● What to do: Wherever the string "icon" appears, copy the whole line.

● Extracted data:
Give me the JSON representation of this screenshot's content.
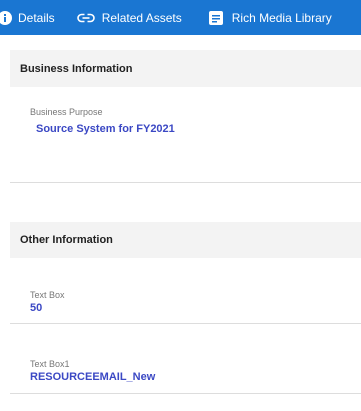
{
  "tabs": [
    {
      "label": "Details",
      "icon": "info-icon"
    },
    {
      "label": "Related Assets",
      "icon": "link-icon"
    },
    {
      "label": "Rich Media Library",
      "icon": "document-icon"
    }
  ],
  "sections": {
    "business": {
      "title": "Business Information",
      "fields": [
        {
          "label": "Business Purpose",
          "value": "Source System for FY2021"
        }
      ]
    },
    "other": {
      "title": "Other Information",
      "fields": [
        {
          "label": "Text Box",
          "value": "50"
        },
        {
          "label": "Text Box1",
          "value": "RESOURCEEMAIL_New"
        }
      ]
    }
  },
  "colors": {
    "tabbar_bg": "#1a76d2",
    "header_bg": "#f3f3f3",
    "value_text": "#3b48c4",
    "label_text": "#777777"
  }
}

● Result for this task:
      "icon": "info-icon"
      "icon": "link-icon"
      "icon": "document-icon"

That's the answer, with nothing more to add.